## PROBLEM STATEMENT
In the material below, find all lines with the string "daylight" and copy them.

[Stored records]
◆ ◆ ◆ ◆ ◆ ◆ ◆
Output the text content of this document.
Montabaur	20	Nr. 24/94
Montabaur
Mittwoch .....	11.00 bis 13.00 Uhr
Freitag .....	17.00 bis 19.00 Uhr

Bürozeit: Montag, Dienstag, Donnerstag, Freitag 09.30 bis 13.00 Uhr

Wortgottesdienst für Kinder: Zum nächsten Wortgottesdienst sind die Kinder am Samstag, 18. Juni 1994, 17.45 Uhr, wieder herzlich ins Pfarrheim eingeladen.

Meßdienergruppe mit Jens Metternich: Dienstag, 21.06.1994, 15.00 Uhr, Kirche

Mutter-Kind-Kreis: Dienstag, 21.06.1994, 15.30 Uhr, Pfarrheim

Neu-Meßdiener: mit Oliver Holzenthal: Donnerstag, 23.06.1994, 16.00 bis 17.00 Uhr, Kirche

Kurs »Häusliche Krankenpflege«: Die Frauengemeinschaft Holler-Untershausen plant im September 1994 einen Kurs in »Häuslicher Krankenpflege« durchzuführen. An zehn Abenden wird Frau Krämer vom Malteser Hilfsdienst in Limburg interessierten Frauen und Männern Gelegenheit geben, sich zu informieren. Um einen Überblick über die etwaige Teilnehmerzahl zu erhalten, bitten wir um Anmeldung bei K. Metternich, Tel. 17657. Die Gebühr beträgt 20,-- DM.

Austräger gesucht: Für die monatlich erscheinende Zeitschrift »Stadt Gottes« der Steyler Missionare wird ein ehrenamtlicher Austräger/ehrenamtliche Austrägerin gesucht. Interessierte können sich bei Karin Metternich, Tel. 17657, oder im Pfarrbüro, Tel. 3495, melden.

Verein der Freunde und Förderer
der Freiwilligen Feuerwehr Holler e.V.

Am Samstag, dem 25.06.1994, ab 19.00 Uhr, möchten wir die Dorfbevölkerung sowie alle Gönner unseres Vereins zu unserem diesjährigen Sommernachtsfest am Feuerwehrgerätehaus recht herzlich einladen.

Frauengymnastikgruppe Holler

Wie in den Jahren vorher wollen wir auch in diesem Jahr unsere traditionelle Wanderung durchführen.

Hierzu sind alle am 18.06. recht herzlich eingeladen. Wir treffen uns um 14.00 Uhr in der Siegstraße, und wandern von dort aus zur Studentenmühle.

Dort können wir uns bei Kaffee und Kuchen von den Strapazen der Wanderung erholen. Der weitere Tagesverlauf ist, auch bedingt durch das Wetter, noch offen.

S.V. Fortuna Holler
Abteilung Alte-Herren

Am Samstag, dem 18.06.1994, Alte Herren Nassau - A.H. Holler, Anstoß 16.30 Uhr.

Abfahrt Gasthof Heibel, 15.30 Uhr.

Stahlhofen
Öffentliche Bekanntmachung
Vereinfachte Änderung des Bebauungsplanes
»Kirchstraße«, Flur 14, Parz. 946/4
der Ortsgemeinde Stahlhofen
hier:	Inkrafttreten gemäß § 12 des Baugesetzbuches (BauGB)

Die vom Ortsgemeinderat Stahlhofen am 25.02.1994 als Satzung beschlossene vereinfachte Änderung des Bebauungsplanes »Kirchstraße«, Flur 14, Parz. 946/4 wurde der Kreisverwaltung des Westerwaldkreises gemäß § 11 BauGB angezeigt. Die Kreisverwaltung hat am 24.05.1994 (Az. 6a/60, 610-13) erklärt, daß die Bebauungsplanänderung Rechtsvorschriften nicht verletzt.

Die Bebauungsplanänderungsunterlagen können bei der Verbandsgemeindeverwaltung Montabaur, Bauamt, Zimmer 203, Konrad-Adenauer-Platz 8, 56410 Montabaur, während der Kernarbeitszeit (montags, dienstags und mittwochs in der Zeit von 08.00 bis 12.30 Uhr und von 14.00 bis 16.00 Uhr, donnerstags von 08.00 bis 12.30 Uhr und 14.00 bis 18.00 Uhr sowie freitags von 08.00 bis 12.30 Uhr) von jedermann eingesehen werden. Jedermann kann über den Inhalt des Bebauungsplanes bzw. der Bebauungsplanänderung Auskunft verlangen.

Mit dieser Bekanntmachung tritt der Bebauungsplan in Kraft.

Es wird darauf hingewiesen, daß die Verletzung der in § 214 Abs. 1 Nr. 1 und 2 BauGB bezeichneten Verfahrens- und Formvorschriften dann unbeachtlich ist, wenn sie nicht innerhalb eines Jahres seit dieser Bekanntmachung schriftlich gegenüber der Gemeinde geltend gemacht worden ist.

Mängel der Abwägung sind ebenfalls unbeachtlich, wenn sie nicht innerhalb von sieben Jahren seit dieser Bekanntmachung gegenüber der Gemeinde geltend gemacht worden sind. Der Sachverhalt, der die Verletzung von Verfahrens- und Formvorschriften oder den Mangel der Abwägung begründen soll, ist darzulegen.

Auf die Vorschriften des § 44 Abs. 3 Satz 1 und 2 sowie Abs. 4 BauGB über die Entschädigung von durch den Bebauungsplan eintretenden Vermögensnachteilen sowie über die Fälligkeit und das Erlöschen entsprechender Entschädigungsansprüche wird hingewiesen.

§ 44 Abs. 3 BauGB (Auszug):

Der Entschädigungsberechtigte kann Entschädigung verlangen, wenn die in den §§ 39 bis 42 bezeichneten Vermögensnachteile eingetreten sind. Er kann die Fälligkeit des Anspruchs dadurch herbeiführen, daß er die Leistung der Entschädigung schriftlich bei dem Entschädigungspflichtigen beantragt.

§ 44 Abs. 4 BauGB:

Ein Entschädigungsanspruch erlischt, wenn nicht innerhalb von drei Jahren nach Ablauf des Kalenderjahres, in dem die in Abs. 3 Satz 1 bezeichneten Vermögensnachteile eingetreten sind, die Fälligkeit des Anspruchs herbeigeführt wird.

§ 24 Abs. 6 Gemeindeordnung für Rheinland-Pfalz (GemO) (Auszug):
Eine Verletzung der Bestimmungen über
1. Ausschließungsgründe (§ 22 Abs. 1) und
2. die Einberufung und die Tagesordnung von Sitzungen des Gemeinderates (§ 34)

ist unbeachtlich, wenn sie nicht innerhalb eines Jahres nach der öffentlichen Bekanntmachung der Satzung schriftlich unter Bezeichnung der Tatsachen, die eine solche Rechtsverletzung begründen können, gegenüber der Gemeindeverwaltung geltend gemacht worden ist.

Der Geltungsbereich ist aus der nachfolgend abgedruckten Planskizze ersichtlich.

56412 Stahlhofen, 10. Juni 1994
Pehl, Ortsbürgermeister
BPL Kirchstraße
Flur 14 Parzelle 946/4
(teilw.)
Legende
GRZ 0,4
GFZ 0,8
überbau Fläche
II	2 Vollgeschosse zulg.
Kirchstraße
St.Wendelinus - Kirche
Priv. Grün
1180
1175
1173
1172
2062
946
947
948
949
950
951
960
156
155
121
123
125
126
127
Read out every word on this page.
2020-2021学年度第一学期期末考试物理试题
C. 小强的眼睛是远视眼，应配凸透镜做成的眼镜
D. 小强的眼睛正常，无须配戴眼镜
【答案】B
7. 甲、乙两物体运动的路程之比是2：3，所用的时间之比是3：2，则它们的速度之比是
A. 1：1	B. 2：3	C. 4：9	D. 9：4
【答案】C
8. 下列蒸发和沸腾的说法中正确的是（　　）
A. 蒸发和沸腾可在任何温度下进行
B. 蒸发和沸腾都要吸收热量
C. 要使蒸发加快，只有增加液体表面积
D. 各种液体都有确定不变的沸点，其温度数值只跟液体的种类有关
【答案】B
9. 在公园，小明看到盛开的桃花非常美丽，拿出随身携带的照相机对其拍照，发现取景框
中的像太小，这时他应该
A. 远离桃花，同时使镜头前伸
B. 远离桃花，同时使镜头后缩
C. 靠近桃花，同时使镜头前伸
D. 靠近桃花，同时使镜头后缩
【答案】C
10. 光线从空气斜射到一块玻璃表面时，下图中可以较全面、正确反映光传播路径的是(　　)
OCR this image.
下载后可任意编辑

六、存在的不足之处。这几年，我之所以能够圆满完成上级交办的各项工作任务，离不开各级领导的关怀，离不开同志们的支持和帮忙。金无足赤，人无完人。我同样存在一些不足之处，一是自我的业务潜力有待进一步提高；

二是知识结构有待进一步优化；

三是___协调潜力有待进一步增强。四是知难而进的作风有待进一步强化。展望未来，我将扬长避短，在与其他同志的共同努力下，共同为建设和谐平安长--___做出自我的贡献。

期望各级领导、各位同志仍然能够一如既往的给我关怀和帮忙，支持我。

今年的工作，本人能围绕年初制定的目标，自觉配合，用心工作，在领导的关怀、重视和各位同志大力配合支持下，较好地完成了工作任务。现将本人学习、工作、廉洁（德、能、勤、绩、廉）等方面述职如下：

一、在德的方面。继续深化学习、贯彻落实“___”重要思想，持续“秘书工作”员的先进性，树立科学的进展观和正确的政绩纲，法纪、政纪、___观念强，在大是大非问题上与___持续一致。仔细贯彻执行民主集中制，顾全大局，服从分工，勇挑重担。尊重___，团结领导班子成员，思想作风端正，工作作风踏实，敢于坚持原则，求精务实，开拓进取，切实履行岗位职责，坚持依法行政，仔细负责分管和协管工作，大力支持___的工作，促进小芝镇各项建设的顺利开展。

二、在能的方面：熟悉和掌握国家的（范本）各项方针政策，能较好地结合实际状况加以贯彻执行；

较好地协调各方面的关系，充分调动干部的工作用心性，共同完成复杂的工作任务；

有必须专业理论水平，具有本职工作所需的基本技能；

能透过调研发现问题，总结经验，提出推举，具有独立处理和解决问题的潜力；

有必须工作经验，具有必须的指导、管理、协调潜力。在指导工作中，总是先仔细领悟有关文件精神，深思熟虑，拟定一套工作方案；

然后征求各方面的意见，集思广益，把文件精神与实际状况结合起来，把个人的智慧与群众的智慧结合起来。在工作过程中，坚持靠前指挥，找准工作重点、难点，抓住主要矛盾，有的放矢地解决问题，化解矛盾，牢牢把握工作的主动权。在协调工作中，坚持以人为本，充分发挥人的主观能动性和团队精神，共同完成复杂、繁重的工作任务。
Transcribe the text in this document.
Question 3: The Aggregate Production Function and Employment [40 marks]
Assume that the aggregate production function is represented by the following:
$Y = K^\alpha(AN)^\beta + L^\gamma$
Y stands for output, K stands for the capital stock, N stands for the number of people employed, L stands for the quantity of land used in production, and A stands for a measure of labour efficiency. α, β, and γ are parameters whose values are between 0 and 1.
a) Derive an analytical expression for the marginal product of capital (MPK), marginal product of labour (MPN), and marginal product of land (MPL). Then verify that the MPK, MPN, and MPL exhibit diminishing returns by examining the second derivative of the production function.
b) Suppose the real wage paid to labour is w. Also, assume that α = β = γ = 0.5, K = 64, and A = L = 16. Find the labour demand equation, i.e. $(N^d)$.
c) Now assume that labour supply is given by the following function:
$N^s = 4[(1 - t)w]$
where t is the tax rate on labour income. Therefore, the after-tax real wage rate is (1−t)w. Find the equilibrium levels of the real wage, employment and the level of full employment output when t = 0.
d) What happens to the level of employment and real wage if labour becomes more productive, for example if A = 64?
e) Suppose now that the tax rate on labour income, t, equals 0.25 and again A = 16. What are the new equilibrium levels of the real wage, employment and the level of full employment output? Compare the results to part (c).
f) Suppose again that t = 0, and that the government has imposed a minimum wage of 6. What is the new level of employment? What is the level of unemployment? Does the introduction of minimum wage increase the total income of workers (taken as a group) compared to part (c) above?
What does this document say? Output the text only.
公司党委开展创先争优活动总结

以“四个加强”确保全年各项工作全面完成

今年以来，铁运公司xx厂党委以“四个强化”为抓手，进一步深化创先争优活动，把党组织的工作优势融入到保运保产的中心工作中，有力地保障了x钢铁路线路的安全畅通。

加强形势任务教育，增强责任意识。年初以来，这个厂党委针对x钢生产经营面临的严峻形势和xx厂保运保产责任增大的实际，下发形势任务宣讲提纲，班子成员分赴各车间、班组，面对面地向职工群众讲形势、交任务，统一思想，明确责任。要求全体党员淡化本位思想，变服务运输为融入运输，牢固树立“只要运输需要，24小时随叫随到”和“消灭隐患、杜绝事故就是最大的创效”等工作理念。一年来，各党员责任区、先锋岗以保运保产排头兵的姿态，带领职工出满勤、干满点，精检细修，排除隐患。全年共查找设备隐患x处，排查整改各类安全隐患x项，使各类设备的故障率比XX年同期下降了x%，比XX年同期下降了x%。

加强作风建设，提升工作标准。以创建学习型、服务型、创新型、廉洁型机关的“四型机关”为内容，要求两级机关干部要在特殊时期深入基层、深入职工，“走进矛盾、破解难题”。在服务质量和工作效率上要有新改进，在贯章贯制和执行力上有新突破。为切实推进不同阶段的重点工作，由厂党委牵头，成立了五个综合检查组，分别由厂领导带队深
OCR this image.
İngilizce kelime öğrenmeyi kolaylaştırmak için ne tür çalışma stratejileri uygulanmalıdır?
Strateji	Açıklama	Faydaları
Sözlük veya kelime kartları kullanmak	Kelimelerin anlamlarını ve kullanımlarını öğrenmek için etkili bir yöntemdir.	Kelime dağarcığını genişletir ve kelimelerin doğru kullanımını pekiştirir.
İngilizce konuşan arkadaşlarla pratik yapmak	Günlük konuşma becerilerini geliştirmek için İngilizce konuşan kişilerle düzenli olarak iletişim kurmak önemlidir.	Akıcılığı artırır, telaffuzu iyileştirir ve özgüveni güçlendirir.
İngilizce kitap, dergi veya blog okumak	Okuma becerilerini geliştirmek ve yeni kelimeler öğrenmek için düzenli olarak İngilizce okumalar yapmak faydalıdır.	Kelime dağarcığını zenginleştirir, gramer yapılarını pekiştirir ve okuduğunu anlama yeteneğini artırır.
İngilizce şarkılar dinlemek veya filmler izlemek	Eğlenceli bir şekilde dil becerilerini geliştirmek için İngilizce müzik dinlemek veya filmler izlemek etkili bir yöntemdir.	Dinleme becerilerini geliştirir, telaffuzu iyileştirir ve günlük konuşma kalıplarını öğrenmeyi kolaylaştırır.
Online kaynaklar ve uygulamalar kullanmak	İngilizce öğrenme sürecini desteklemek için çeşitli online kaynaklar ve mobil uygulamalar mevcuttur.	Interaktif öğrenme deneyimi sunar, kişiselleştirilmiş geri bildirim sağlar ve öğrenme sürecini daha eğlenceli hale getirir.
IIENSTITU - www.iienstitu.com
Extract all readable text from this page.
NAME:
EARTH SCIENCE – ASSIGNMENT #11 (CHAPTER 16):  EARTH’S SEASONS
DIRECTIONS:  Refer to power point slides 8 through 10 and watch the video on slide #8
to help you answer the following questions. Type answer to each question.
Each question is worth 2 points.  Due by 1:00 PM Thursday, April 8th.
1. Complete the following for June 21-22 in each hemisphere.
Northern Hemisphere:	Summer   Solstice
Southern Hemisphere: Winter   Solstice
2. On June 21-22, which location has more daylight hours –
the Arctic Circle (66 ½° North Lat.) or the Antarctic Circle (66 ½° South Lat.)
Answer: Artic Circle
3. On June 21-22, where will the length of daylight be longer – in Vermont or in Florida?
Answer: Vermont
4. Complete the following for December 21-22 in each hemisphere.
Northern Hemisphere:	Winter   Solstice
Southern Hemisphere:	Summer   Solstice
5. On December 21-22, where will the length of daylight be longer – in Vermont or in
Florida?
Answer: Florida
◆ ◆ ◆ ◆ ◆ ◆ ◆
## TASK RESULT
2. On June 21-22, which location has more daylight hours –
3. On June 21-22, where will the length of daylight be longer – in Vermont or in Florida?
5. On December 21-22, where will the length of daylight be longer – in Vermont or in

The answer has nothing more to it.